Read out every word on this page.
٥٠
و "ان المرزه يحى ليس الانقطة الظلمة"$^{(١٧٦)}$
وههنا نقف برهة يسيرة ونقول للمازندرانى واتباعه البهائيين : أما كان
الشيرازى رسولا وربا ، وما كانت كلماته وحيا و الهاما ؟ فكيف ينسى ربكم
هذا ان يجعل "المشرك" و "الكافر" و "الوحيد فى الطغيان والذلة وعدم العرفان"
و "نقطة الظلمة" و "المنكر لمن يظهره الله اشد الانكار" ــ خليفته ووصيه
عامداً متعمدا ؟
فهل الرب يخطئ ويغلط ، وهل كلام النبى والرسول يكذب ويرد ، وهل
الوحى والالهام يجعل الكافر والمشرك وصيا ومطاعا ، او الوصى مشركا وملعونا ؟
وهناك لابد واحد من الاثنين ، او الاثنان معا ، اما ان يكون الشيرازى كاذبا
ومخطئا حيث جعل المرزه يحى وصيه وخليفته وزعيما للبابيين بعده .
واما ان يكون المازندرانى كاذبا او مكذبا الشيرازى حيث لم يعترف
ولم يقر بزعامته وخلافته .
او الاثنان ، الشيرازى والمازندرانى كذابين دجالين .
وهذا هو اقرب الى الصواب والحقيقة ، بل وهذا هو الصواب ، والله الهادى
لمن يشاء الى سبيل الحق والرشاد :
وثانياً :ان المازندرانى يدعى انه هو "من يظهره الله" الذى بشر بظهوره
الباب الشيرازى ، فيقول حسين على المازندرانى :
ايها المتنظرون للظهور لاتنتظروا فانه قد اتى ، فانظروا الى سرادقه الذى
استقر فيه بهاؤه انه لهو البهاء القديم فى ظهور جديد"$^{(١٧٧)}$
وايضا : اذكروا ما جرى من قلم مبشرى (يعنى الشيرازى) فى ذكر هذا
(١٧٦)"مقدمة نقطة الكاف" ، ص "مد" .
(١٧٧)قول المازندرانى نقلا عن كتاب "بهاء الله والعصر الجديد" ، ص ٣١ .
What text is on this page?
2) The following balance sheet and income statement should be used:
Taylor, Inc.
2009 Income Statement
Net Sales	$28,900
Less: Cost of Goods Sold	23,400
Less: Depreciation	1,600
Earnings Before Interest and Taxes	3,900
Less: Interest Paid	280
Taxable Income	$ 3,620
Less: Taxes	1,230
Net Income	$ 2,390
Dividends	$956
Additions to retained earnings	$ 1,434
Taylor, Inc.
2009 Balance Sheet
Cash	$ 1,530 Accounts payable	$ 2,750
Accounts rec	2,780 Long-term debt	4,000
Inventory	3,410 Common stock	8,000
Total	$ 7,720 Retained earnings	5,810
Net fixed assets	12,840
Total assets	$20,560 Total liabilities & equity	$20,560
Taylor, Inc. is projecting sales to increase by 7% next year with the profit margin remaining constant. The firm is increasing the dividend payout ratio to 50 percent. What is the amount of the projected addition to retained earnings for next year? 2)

WHAT IS EXPECTED:
Find and copy each line above that includes the string "Total".

FINISHED TASK:
Total	$ 7,720 Retained earnings	5,810
Total assets	$20,560 Total liabilities & equity	$20,560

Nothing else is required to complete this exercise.